▶ What needs to be done: Search the listing below for the word "axis" and copy each line that holds it.

▶ Entries provided:
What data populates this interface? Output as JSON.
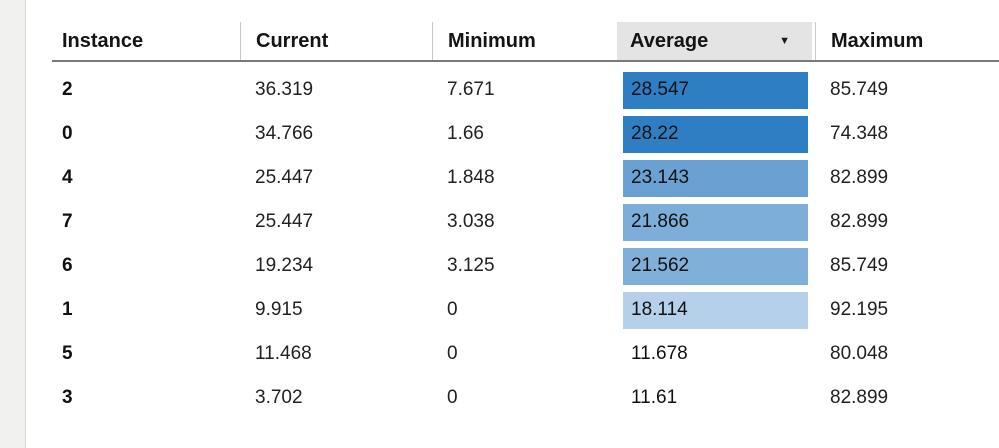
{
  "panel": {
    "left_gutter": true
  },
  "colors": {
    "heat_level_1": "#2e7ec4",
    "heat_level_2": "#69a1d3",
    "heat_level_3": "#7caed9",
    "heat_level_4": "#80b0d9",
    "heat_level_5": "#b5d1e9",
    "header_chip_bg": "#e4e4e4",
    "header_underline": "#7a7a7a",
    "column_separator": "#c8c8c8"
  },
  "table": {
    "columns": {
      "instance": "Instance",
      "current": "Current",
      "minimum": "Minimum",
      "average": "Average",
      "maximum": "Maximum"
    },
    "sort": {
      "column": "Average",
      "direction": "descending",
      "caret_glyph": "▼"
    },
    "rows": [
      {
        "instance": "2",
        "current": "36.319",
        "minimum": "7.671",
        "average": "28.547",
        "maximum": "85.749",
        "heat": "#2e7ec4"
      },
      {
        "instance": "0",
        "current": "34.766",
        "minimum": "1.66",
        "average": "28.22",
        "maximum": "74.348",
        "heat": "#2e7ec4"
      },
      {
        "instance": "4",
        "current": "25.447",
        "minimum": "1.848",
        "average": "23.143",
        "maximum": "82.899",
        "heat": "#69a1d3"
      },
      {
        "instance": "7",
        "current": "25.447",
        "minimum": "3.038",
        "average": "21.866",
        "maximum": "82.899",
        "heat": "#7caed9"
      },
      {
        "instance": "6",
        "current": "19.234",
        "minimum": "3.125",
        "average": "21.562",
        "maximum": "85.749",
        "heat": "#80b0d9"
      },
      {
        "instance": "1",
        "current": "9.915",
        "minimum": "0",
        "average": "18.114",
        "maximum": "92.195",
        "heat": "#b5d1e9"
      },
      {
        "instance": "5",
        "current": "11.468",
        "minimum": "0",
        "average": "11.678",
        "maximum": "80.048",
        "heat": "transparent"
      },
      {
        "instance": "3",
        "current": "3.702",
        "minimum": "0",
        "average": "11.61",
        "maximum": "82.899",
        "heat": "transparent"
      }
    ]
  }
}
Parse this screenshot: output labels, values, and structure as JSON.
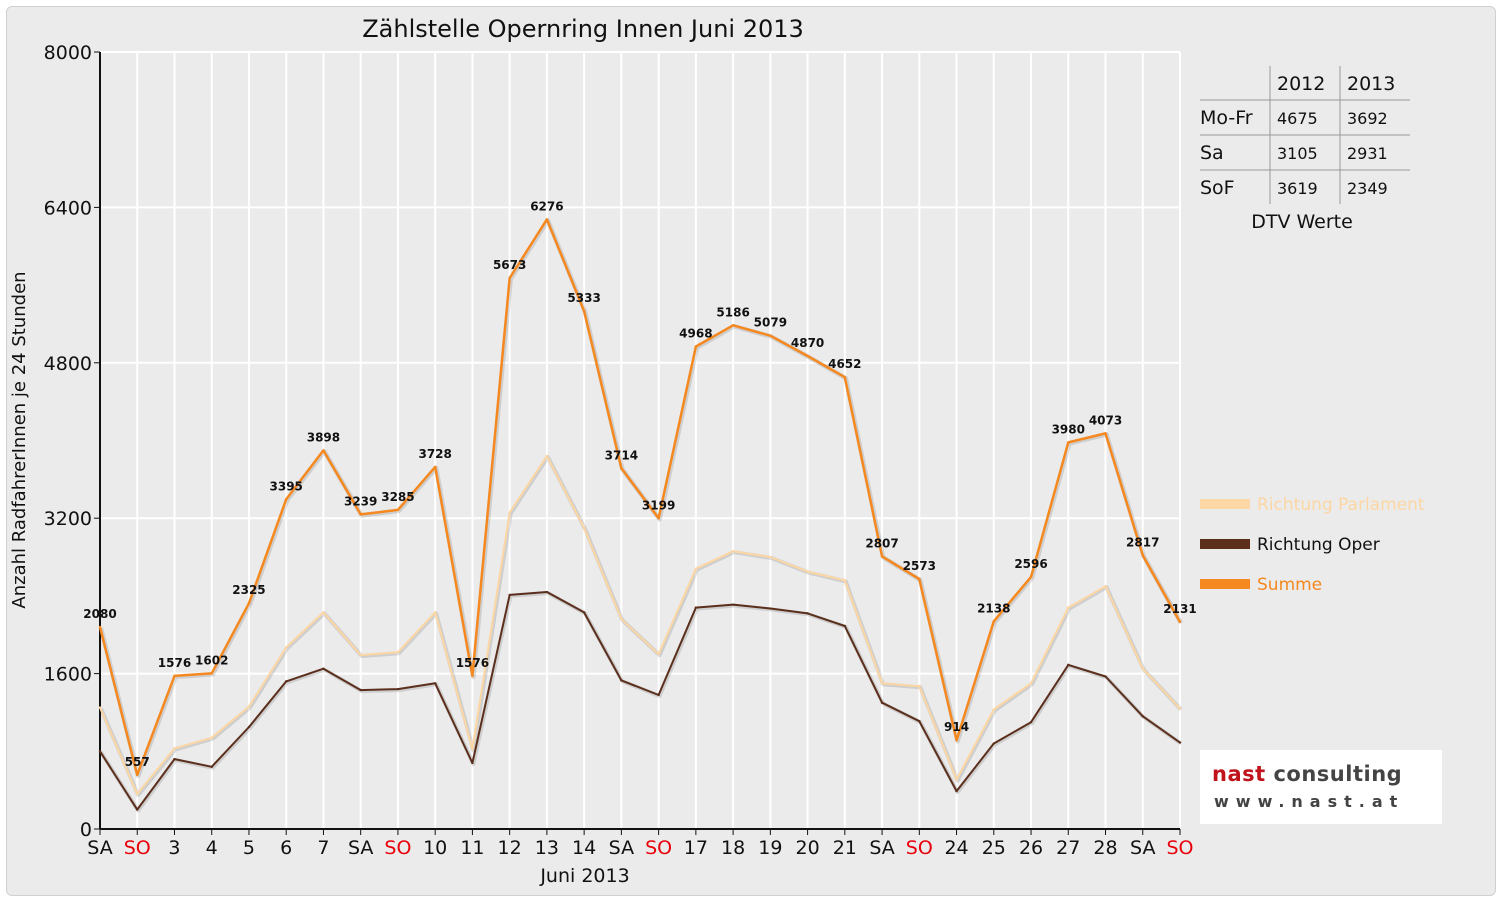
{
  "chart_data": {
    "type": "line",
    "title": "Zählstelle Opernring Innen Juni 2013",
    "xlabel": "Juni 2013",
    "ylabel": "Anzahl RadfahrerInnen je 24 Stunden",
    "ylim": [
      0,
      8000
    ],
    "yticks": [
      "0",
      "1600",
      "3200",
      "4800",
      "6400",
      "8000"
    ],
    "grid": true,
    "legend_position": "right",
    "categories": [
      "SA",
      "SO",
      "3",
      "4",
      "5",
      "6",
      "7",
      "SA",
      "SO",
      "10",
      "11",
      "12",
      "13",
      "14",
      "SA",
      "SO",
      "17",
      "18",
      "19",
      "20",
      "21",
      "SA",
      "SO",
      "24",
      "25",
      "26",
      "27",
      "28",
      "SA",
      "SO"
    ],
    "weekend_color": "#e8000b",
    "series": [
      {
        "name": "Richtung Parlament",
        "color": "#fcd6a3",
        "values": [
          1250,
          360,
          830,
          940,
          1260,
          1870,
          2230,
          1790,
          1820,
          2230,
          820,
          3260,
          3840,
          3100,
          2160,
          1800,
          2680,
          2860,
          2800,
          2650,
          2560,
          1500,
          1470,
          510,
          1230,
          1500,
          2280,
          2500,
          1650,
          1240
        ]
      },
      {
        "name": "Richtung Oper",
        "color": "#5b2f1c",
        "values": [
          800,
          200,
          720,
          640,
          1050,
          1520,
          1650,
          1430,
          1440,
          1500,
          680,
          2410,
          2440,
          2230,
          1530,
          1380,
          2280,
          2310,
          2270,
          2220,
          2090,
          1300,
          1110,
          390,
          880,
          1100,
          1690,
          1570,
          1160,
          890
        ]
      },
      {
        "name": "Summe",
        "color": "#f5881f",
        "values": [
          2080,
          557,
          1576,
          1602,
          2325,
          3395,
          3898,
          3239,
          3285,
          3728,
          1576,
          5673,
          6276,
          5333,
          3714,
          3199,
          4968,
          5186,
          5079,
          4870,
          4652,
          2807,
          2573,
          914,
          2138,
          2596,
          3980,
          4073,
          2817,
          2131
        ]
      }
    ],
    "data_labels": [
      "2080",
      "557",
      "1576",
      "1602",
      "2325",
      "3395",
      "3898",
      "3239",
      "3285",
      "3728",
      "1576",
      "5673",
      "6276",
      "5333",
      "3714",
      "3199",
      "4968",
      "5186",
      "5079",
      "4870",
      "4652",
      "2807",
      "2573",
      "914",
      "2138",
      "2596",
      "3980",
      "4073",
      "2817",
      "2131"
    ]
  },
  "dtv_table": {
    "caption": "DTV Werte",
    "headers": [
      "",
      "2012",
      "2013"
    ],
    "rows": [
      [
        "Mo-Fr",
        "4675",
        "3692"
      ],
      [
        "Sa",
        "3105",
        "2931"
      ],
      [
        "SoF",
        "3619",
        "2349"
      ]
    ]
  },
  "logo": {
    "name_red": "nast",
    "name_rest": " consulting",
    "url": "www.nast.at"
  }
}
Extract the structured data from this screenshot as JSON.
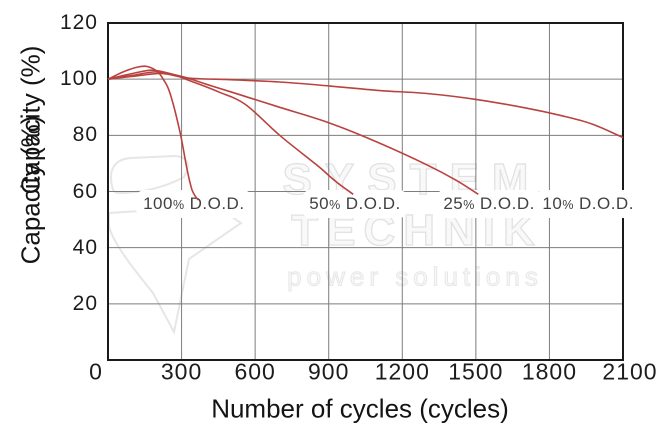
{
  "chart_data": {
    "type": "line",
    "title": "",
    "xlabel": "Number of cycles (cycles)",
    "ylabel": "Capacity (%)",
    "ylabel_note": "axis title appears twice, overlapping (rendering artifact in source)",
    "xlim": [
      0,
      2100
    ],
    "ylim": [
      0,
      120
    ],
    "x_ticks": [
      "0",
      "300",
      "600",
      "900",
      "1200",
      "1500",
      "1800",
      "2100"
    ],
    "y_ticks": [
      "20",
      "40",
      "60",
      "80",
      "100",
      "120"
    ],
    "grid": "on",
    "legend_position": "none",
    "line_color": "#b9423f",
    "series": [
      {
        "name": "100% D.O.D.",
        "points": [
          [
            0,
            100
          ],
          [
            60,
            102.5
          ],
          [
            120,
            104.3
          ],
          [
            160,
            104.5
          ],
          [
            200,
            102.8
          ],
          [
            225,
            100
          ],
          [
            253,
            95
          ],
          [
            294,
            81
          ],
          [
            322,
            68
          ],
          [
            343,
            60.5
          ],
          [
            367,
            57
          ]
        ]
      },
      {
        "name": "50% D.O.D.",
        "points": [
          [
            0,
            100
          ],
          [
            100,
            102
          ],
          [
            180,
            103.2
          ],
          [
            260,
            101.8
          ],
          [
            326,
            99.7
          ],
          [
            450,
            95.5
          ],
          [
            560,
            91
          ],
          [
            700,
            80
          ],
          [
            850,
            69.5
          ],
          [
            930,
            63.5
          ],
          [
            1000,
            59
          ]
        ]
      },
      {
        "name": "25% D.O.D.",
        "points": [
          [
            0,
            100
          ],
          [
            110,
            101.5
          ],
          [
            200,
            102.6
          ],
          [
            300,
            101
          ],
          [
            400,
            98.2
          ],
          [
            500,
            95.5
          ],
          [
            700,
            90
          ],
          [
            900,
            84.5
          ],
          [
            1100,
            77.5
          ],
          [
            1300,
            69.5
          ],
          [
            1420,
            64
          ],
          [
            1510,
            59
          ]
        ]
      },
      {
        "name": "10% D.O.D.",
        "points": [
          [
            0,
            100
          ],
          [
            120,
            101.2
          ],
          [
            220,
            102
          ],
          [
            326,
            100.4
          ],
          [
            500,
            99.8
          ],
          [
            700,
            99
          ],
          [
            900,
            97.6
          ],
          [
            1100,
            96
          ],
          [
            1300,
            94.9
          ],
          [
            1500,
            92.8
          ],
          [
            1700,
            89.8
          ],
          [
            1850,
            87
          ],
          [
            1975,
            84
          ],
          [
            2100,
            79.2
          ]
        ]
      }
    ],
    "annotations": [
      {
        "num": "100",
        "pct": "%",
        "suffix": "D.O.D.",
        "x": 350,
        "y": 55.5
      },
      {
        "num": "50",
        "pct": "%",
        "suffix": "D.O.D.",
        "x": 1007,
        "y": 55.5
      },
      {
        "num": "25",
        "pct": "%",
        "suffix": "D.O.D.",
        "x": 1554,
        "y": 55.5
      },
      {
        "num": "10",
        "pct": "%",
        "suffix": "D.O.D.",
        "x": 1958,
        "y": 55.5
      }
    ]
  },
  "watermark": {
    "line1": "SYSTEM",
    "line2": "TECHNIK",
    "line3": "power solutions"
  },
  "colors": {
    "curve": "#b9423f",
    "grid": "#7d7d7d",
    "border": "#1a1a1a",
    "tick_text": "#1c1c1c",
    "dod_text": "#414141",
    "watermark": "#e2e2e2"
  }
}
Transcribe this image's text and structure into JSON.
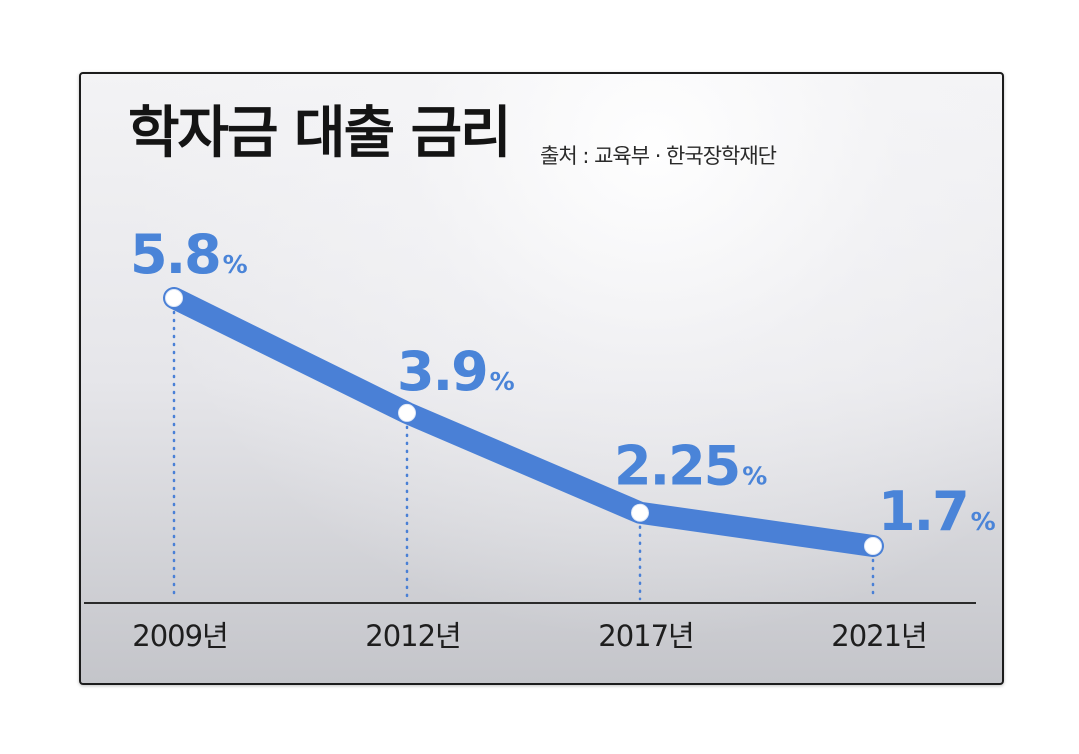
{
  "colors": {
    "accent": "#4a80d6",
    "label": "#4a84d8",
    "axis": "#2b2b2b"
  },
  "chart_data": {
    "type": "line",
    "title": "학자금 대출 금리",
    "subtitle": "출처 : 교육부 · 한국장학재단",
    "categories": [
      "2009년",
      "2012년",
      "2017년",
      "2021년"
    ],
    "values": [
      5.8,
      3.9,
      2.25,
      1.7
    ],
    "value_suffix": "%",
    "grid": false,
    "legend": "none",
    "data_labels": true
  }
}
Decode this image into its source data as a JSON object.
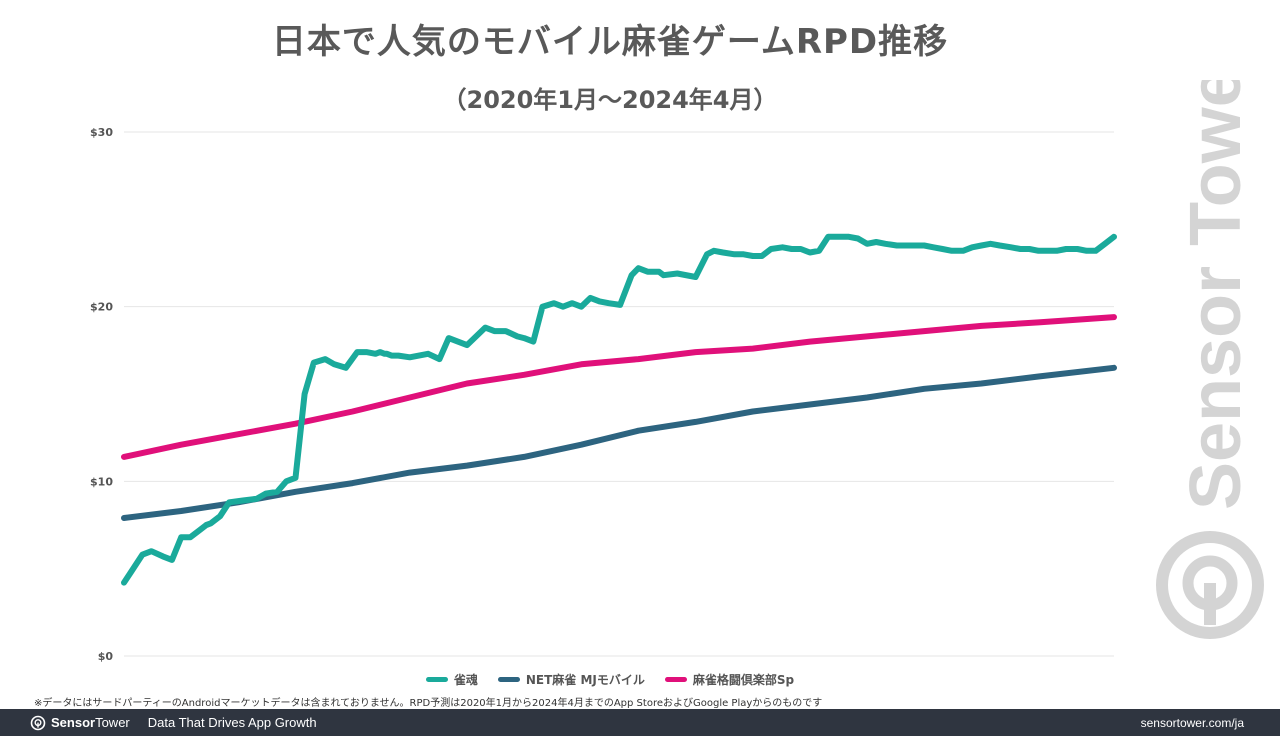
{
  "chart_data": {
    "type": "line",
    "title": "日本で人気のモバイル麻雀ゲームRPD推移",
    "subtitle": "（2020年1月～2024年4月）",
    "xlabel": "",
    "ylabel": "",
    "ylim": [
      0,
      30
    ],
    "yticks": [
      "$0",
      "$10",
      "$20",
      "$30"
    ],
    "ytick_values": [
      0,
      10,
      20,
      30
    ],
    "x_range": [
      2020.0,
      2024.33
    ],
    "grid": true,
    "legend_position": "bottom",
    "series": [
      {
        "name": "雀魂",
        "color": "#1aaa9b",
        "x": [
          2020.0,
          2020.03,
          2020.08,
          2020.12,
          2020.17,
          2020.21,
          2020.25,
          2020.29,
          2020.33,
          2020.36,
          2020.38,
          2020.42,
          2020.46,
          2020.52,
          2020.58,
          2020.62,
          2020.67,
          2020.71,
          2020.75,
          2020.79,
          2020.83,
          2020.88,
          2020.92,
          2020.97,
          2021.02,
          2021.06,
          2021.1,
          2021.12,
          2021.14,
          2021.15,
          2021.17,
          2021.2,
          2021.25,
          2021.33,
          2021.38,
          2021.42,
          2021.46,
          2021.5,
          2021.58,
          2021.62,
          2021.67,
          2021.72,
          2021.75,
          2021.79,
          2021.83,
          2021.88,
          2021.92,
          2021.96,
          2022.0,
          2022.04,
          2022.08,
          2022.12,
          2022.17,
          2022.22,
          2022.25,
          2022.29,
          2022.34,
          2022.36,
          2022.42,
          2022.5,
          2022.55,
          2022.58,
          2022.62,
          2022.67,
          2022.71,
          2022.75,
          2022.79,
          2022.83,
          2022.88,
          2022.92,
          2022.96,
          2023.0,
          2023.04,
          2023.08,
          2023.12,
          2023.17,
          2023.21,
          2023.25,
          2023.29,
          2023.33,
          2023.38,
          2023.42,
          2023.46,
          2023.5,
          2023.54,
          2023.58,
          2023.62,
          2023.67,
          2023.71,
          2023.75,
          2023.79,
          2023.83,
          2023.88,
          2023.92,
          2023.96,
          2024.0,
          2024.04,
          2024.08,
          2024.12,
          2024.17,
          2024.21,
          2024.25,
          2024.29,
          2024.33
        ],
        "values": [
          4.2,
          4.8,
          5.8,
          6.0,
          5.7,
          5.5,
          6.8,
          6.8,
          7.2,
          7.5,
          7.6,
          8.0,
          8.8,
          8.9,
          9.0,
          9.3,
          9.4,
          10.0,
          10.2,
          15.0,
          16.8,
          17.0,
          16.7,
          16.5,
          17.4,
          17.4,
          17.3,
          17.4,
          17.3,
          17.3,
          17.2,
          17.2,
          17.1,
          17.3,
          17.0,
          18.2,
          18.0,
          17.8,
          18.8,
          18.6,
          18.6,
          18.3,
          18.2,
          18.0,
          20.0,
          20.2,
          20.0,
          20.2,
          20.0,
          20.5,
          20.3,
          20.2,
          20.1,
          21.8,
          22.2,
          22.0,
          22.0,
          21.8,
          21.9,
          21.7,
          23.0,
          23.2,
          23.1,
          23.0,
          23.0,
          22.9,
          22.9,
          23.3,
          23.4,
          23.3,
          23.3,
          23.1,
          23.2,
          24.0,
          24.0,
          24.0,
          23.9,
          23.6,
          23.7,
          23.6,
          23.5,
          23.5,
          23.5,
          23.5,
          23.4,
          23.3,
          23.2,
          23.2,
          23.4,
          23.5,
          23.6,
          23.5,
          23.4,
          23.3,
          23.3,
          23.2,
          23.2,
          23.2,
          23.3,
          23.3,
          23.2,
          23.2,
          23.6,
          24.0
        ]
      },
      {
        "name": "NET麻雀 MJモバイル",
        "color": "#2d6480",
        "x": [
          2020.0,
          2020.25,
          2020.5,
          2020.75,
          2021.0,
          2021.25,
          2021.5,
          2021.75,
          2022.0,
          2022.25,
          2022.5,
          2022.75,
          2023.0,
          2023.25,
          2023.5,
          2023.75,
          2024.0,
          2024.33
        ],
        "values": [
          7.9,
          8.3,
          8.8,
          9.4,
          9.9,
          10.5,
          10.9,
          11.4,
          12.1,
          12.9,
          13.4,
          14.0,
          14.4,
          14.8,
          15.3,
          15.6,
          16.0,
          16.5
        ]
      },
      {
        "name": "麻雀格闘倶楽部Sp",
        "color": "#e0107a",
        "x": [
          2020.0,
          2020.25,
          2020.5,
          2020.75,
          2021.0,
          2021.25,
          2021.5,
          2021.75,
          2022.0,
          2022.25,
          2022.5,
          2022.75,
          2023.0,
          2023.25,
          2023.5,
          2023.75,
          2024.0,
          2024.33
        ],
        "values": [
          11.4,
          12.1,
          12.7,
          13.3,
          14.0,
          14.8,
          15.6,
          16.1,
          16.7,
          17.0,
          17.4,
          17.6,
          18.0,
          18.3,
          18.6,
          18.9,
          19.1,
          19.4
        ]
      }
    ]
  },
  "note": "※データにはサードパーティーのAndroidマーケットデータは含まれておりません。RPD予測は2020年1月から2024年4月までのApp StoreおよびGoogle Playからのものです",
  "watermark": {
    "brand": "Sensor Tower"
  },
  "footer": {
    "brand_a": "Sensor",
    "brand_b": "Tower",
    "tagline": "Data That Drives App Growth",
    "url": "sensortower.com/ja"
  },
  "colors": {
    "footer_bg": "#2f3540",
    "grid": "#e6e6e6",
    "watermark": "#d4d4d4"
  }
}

▶ Completed task:
    "ylabel_note": "axis title appears twice, overlapping (rendering artifact in source)",
    "axis": "#2b2b2b"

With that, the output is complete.